§ WORK REQUIRED:
Each line in the entries below that holds the string "copyright" is to be listed.

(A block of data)
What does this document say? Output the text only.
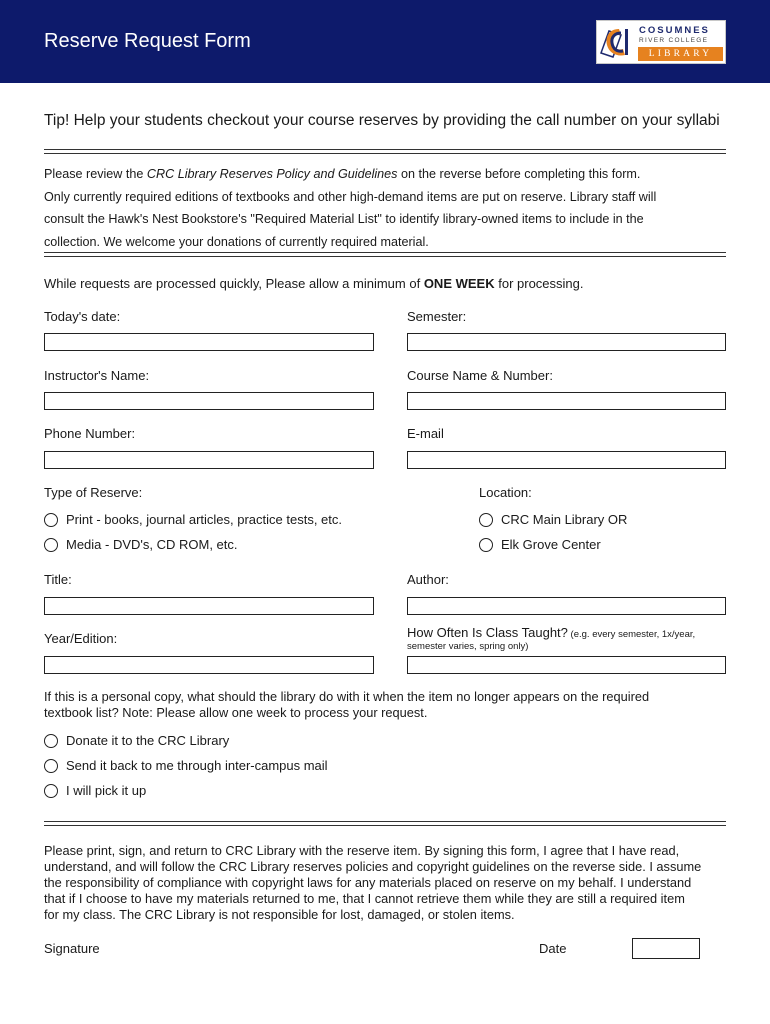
Reserve Request Form	COSUMNES
RIVER COLLEGE
LIBRARY
Tip! Help your students checkout your course reserves by providing the call number on your syllabi

Please review the CRC Library Reserves Policy and Guidelines on the reverse before completing this form.

Only currently required editions of textbooks and other high-demand items are put on reserve. Library staff will

consult the Hawk's Nest Bookstore's "Required Material List" to identify library-owned items to include in the

collection. We welcome your donations of currently required material.

While requests are processed quickly, Please allow a minimum of ONE WEEK for processing.
Today's date:	Semester:
Instructor's Name:	Course Name & Number:
Phone Number:	E-mail
Type of Reserve:	Location:
Print - books, journal articles, practice tests, etc.	CRC Main Library OR
Media - DVD's, CD ROM, etc.	Elk Grove Center
Title:	Author:
Year/Edition:	How Often Is Class Taught? (e.g. every semester, 1x/year,
semester varies, spring only)

If this is a personal copy, what should the library do with it when the item no longer appears on the required

textbook list? Note: Please allow one week to process your request.

Donate it to the CRC Library
Send it back to me through inter-campus mail
I will pick it up

Please print, sign, and return to CRC Library with the reserve item. By signing this form, I agree that I have read,

understand, and will follow the CRC Library reserves policies and copyright guidelines on the reverse side. I assume

the responsibility of compliance with copyright laws for any materials placed on reserve on my behalf. I understand

that if I choose to have my materials returned to me, that I cannot retrieve them while they are still a required item

for my class. The CRC Library is not responsible for lost, damaged, or stolen items.

Signature	Date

§ REPLY:
understand, and will follow the CRC Library reserves policies and copyright guidelines on the reverse side. I assume
the responsibility of compliance with copyright laws for any materials placed on reserve on my behalf. I understand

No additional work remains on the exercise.